**YOUR GOAL:**
Arrange every line of the material below as a Markdown table with two columns, Row and Line, numbering the rows and skipping blank lines. Leave the pictures out.

**GIVEN RECORDS:**

* * *

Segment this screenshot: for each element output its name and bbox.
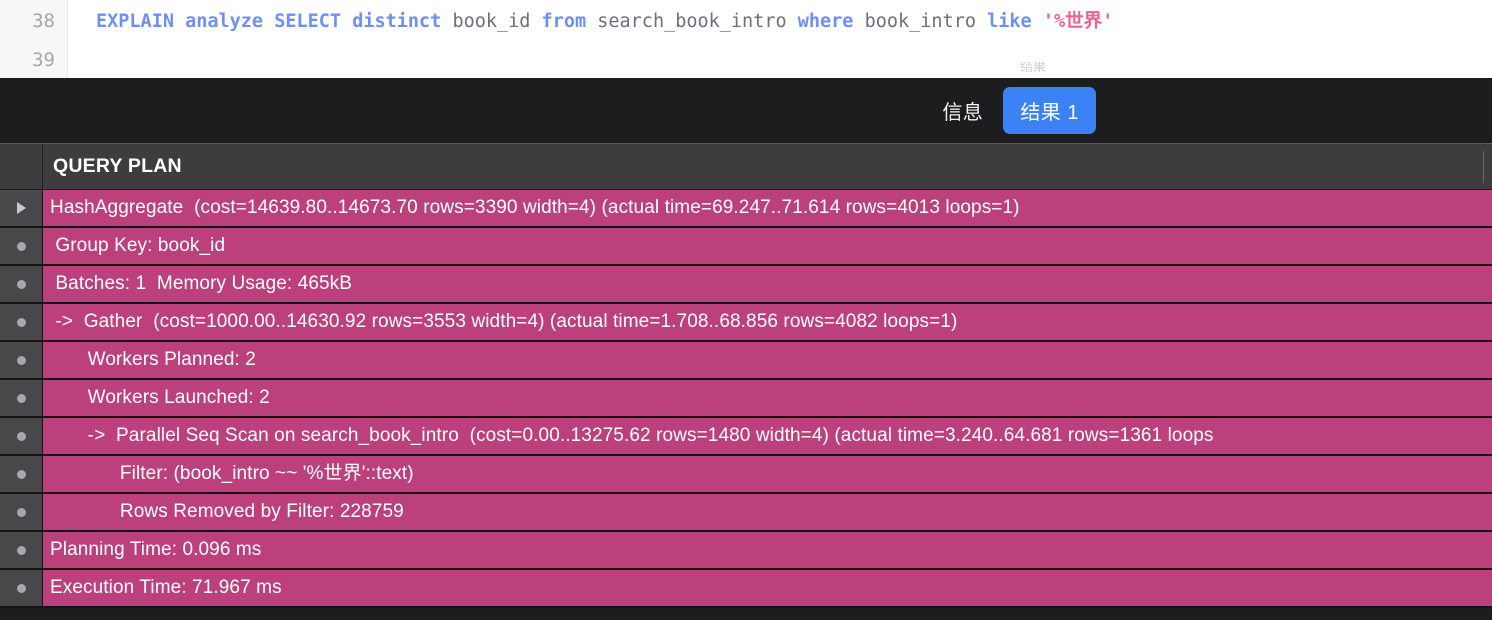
tab-result-1[interactable]: 结果 1 (1003, 87, 1096, 134)
table-row[interactable]: Workers Planned: 2 (0, 342, 1492, 380)
row-gutter[interactable] (0, 190, 43, 226)
sql-token: book_intro (864, 11, 976, 32)
table-row[interactable]: Execution Time: 71.967 ms (0, 570, 1492, 608)
table-row[interactable]: Batches: 1 Memory Usage: 465kB (0, 266, 1492, 304)
sql-token: book_id (452, 11, 531, 32)
sql-token: SELECT (274, 11, 342, 32)
dot-icon (16, 279, 26, 289)
sql-token: like (987, 11, 1032, 32)
sql-token: '%世界' (1042, 11, 1114, 32)
table-row[interactable]: Workers Launched: 2 (0, 380, 1492, 418)
grid-corner-cell[interactable] (0, 144, 43, 189)
dot-icon (16, 545, 26, 555)
app-root: 38 39 EXPLAIN analyze SELECT distinct bo… (0, 0, 1492, 620)
row-gutter[interactable] (0, 304, 43, 340)
row-gutter[interactable] (0, 532, 43, 568)
dot-icon (16, 469, 26, 479)
row-gutter[interactable] (0, 456, 43, 492)
table-row[interactable]: Group Key: book_id (0, 228, 1492, 266)
sql-token: analyze (185, 11, 264, 32)
result-tabbar: 结果 信息 结果 1 (0, 62, 1492, 143)
clipped-text: 结果 (1020, 62, 1047, 74)
column-header-query-plan[interactable]: QUERY PLAN (43, 144, 1492, 189)
dot-icon (16, 393, 26, 403)
row-gutter[interactable] (0, 342, 43, 378)
dot-icon (16, 355, 26, 365)
query-plan-cell[interactable]: Group Key: book_id (43, 228, 1492, 264)
sql-token: where (797, 11, 854, 32)
tab-info[interactable]: 信息 (928, 88, 997, 133)
grid-body[interactable]: HashAggregate (cost=14639.80..14673.70 r… (0, 190, 1492, 608)
sql-statement-line[interactable]: EXPLAIN analyze SELECT distinct book_id … (68, 2, 1492, 41)
dot-icon (16, 583, 26, 593)
table-row[interactable]: -> Gather (cost=1000.00..14630.92 rows=3… (0, 304, 1492, 342)
sql-selected-text[interactable]: EXPLAIN analyze SELECT distinct book_id … (96, 11, 1113, 32)
row-gutter[interactable] (0, 380, 43, 416)
dot-icon (16, 241, 26, 251)
query-plan-cell[interactable]: HashAggregate (cost=14639.80..14673.70 r… (43, 190, 1492, 226)
table-row[interactable]: Rows Removed by Filter: 228759 (0, 494, 1492, 532)
row-gutter[interactable] (0, 418, 43, 454)
table-row[interactable]: Filter: (book_intro ~~ '%世界'::text) (0, 456, 1492, 494)
sql-token: EXPLAIN (96, 11, 174, 32)
row-gutter[interactable] (0, 228, 43, 264)
line-number: 38 (32, 10, 55, 32)
triangle-expand-icon[interactable] (16, 202, 26, 214)
query-plan-cell[interactable]: Batches: 1 Memory Usage: 465kB (43, 266, 1492, 302)
table-row[interactable]: Planning Time: 0.096 ms (0, 532, 1492, 570)
query-plan-cell[interactable]: Rows Removed by Filter: 228759 (43, 494, 1492, 530)
dot-icon (16, 507, 26, 517)
dot-icon (16, 317, 26, 327)
editor-line-number-gutter: 38 39 (0, 0, 68, 78)
sql-editor[interactable]: 38 39 EXPLAIN analyze SELECT distinct bo… (0, 0, 1492, 78)
table-row[interactable]: HashAggregate (cost=14639.80..14673.70 r… (0, 190, 1492, 228)
query-plan-cell[interactable]: Workers Launched: 2 (43, 380, 1492, 416)
row-gutter[interactable] (0, 494, 43, 530)
clipped-text-above-tabs: 结果 (1020, 62, 1140, 78)
row-gutter[interactable] (0, 266, 43, 302)
sql-empty-line[interactable] (68, 41, 1492, 78)
editor-code-area[interactable]: EXPLAIN analyze SELECT distinct book_id … (68, 0, 1492, 78)
query-plan-cell[interactable]: Filter: (book_intro ~~ '%世界'::text) (43, 456, 1492, 492)
row-gutter[interactable] (0, 570, 43, 606)
sql-token: distinct (352, 11, 442, 32)
table-row[interactable]: -> Parallel Seq Scan on search_book_intr… (0, 418, 1492, 456)
query-plan-cell[interactable]: Planning Time: 0.096 ms (43, 532, 1492, 568)
dot-icon (16, 431, 26, 441)
query-plan-cell[interactable]: -> Parallel Seq Scan on search_book_intr… (43, 418, 1492, 454)
query-plan-cell[interactable]: Execution Time: 71.967 ms (43, 570, 1492, 606)
query-plan-cell[interactable]: -> Gather (cost=1000.00..14630.92 rows=3… (43, 304, 1492, 340)
grid-header-row: QUERY PLAN (0, 143, 1492, 190)
query-plan-cell[interactable]: Workers Planned: 2 (43, 342, 1492, 378)
query-result-grid[interactable]: QUERY PLAN HashAggregate (cost=14639.80.… (0, 143, 1492, 620)
sql-token: search_book_intro (597, 11, 787, 32)
line-number: 39 (32, 49, 55, 71)
sql-token: from (541, 11, 587, 32)
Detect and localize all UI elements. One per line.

* * *

**WRITTEN RESPONSE:**
| Row | Line |
|---|---|
| 1 | Segment this screenshot: for each element output its name and bbox. |
| 2 | tab-result-1[interactable]: 结果 1 (1003, 87, 1096, 134) |
| 3 | table-row[interactable]: Workers Planned: 2 (0, 342, 1492, 380) |
| 4 | row-gutter[interactable] (0, 190, 43, 226) |
| 5 | sql-token: book_intro (864, 11, 976, 32) |
| 6 | table-row[interactable]: Execution Time: 71.967 ms (0, 570, 1492, 608) |
| 7 | table-row[interactable]: Batches: 1 Memory Usage: 465kB (0, 266, 1492, 304) |
| 8 | sql-token: book_id (452, 11, 531, 32) |
| 9 | sql-token: SELECT (274, 11, 342, 32) |
| 10 | dot-icon (16, 279, 26, 289) |
| 11 | sql-token: like (987, 11, 1032, 32) |
| 12 | sql-token: '%世界' (1042, 11, 1114, 32) |
| 13 | table-row[interactable]: Workers Launched: 2 (0, 380, 1492, 418) |
| 14 | grid-corner-cell[interactable] (0, 144, 43, 189) |
| 15 | dot-icon (16, 545, 26, 555) |
| 16 | app-root: 38 39 EXPLAIN analyze SELECT distinct bo… (0, 0, 1492, 620) |
| 17 | row-gutter[interactable] (0, 304, 43, 340) |
| 18 | row-gutter[interactable] (0, 532, 43, 568) |
| 19 | dot-icon (16, 469, 26, 479) |
| 20 | row-gutter[interactable] (0, 456, 43, 492) |
| 21 | table-row[interactable]: Group Key: book_id (0, 228, 1492, 266) |
| 22 | sql-token: analyze (185, 11, 264, 32) |
| 23 | result-tabbar: 结果 信息 结果 1 (0, 62, 1492, 143) |
| 24 | clipped-text: 结果 (1020, 62, 1047, 74) |
| 25 | column-header-query-plan[interactable]: QUERY PLAN (43, 144, 1492, 189) |
| 26 | dot-icon (16, 393, 26, 403) |
| 27 | row-gutter[interactable] (0, 342, 43, 378) |
| 28 | dot-icon (16, 355, 26, 365) |
| 29 | query-plan-cell[interactable]: Group Key: book_id (43, 228, 1492, 264) |
| 30 | sql-token: where (797, 11, 854, 32) |
| 31 | tab-info[interactable]: 信息 (928, 88, 997, 133) |
| 32 | grid-body[interactable]: HashAggregate (cost=14639.80..14673.70 r… (0, 190, 1492, 608) |
| 33 | sql-statement-line[interactable]: EXPLAIN analyze SELECT distinct book_id … (68, 2, 1492, 41) |
| 34 | dot-icon (16, 583, 26, 593) |
| 35 | table-row[interactable]: -> Gather (cost=1000.00..14630.92 rows=3… (0, 304, 1492, 342) |
| 36 | sql-selected-text[interactable]: EXPLAIN analyze SELECT distinct book_id … (96, 11, 1113, 32) |
| 37 | row-gutter[interactable] (0, 380, 43, 416) |
| 38 | dot-icon (16, 241, 26, 251) |
| 39 | query-plan-cell[interactable]: HashAggregate (cost=14639.80..14673.70 r… (43, 190, 1492, 226) |
| 40 | table-row[interactable]: Rows Removed by Filter: 228759 (0, 494, 1492, 532) |
| 41 | row-gutter[interactable] (0, 418, 43, 454) |
| 42 | table-row[interactable]: Filter: (book_intro ~~ '%世界'::text) (0, 456, 1492, 494) |
| 43 | sql-token: EXPLAIN (96, 11, 174, 32) |
| 44 | row-gutter[interactable] (0, 228, 43, 264) |
| 45 | line-number: 38 (32, 10, 55, 32) |
| 46 | triangle-expand-icon[interactable] (16, 202, 26, 214) |
| 47 | query-plan-cell[interactable]: Batches: 1 Memory Usage: 465kB (43, 266, 1492, 302) |
| 48 | table-row[interactable]: Planning Time: 0.096 ms (0, 532, 1492, 570) |
| 49 | query-plan-cell[interactable]: Rows Removed by Filter: 228759 (43, 494, 1492, 530) |
| 50 | dot-icon (16, 507, 26, 517) |
| 51 | dot-icon (16, 317, 26, 327) |
| 52 | editor-line-number-gutter: 38 39 (0, 0, 68, 78) |
| 53 | sql-editor[interactable]: 38 39 EXPLAIN analyze SELECT distinct bo… (0, 0, 1492, 78) |
| 54 | table-row[interactable]: HashAggregate (cost=14639.80..14673.70 r… (0, 190, 1492, 228) |
| 55 | query-plan-cell[interactable]: Workers Launched: 2 (43, 380, 1492, 416) |
| 56 | row-gutter[interactable] (0, 494, 43, 530) |
| 57 | clipped-text-above-tabs: 结果 (1020, 62, 1140, 78) |
| 58 | row-gutter[interactable] (0, 266, 43, 302) |
| 59 | sql-empty-line[interactable] (68, 41, 1492, 78) |
| 60 | editor-code-area[interactable]: EXPLAIN analyze SELECT distinct book_id … (68, 0, 1492, 78) |
| 61 | query-plan-cell[interactable]: Filter: (book_intro ~~ '%世界'::text) (43, 456, 1492, 492) |
| 62 | row-gutter[interactable] (0, 570, 43, 606) |
| 63 | sql-token: distinct (352, 11, 442, 32) |
| 64 | table-row[interactable]: -> Parallel Seq Scan on search_book_intr… (0, 418, 1492, 456) |
| 65 | query-plan-cell[interactable]: Planning Time: 0.096 ms (43, 532, 1492, 568) |
| 66 | dot-icon (16, 431, 26, 441) |
| 67 | query-plan-cell[interactable]: -> Parallel Seq Scan on search_book_intr… (43, 418, 1492, 454) |
| 68 | query-plan-cell[interactable]: Execution Time: 71.967 ms (43, 570, 1492, 606) |
| 69 | query-plan-cell[interactable]: -> Gather (cost=1000.00..14630.92 rows=3… (43, 304, 1492, 340) |
| 70 | grid-header-row: QUERY PLAN (0, 143, 1492, 190) |
| 71 | query-plan-cell[interactable]: Workers Planned: 2 (43, 342, 1492, 378) |
| 72 | query-result-grid[interactable]: QUERY PLAN HashAggregate (cost=14639.80.… (0, 143, 1492, 620) |
| 73 | sql-token: search_book_intro (597, 11, 787, 32) |
| 74 | line-number: 39 (32, 49, 55, 71) |
| 75 | sql-token: from (541, 11, 587, 32) |
| 76 | Detect and localize all UI elements. One per line. |